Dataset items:
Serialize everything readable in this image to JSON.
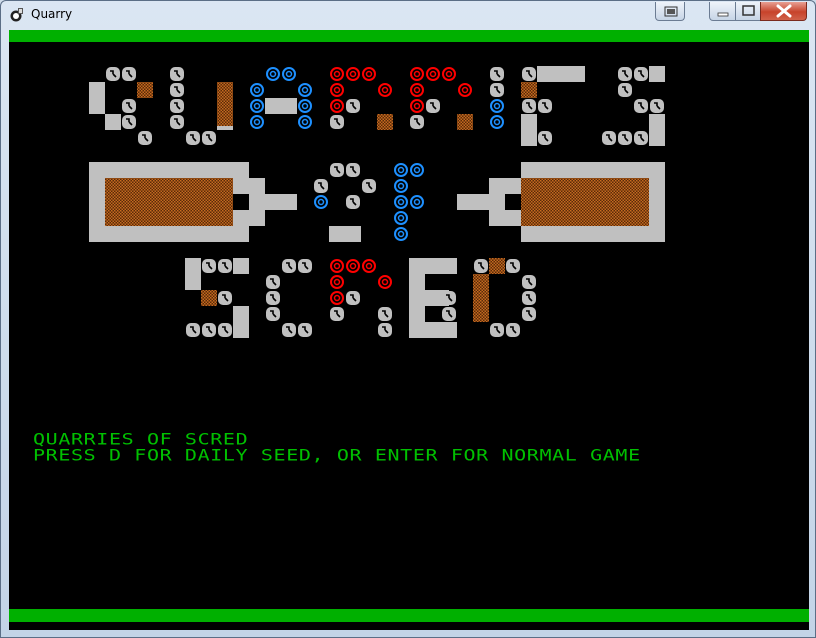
{
  "window": {
    "title": "Quarry",
    "app_icon": "quarry-app-icon",
    "controls": [
      "snap-icon",
      "minimize-icon",
      "maximize-icon",
      "close-icon"
    ]
  },
  "game": {
    "logo_text": "QUARRIES OF SCRED",
    "title_line": "QUARRIES OF SCRED",
    "prompt_line": "PRESS D FOR DAILY SEED, OR ENTER FOR NORMAL GAME",
    "colors": {
      "background": "#000000",
      "border": "#00b000",
      "text": "#00c000",
      "stone": "#c0c0c0",
      "ore": "#8b4513",
      "water": "#1e90ff",
      "lava": "#ff0000"
    }
  }
}
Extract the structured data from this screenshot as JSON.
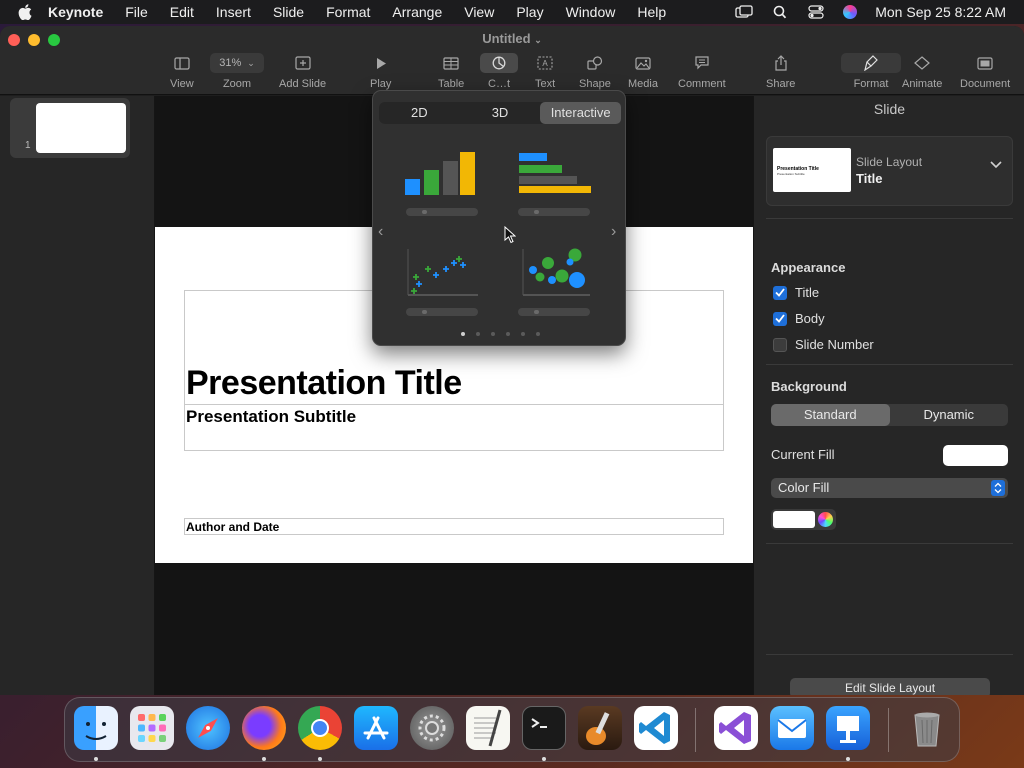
{
  "menubar": {
    "app": "Keynote",
    "items": [
      "File",
      "Edit",
      "Insert",
      "Slide",
      "Format",
      "Arrange",
      "View",
      "Play",
      "Window",
      "Help"
    ],
    "clock": "Mon Sep 25  8:22 AM"
  },
  "window": {
    "title": "Untitled",
    "toolbar": {
      "view": "View",
      "zoom_value": "31%",
      "zoom": "Zoom",
      "add_slide": "Add Slide",
      "play": "Play",
      "table": "Table",
      "chart": "C…t",
      "text": "Text",
      "shape": "Shape",
      "media": "Media",
      "comment": "Comment",
      "share": "Share",
      "format": "Format",
      "animate": "Animate",
      "document": "Document"
    }
  },
  "navigator": {
    "slide_number": "1"
  },
  "slide": {
    "title": "Presentation Title",
    "subtitle": "Presentation Subtitle",
    "author": "Author and Date"
  },
  "chart_popover": {
    "tabs": [
      "2D",
      "3D",
      "Interactive"
    ],
    "selected_tab": "Interactive",
    "page_count": 6,
    "current_page": 1
  },
  "inspector": {
    "header": "Slide",
    "layout_label": "Slide Layout",
    "layout_value": "Title",
    "layout_thumb_title": "Presentation Title",
    "layout_thumb_sub": "Presentation Subtitle",
    "appearance_title": "Appearance",
    "appearance": [
      {
        "label": "Title",
        "checked": true
      },
      {
        "label": "Body",
        "checked": true
      },
      {
        "label": "Slide Number",
        "checked": false
      }
    ],
    "background_title": "Background",
    "background_modes": [
      "Standard",
      "Dynamic"
    ],
    "background_selected": "Standard",
    "current_fill_label": "Current Fill",
    "fill_type": "Color Fill",
    "edit_layout": "Edit Slide Layout"
  },
  "colors": {
    "accent": "#1e6fd9",
    "chart_blue": "#1e90ff",
    "chart_green": "#3aa83a",
    "chart_gray": "#555555",
    "chart_yellow": "#f2b705"
  },
  "dock": {
    "apps": [
      "finder-icon",
      "launchpad-icon",
      "safari-icon",
      "firefox-icon",
      "chrome-icon",
      "app-store-icon",
      "system-settings-icon",
      "textedit-icon",
      "terminal-icon",
      "garageband-icon",
      "vscode-icon",
      "visual-studio-icon",
      "mail-icon",
      "keynote-icon",
      "trash-icon"
    ]
  }
}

= Brief =
Check each line in the listing above for the string "Standard", then report how many lines contain it, with no other text.

= Full response =
2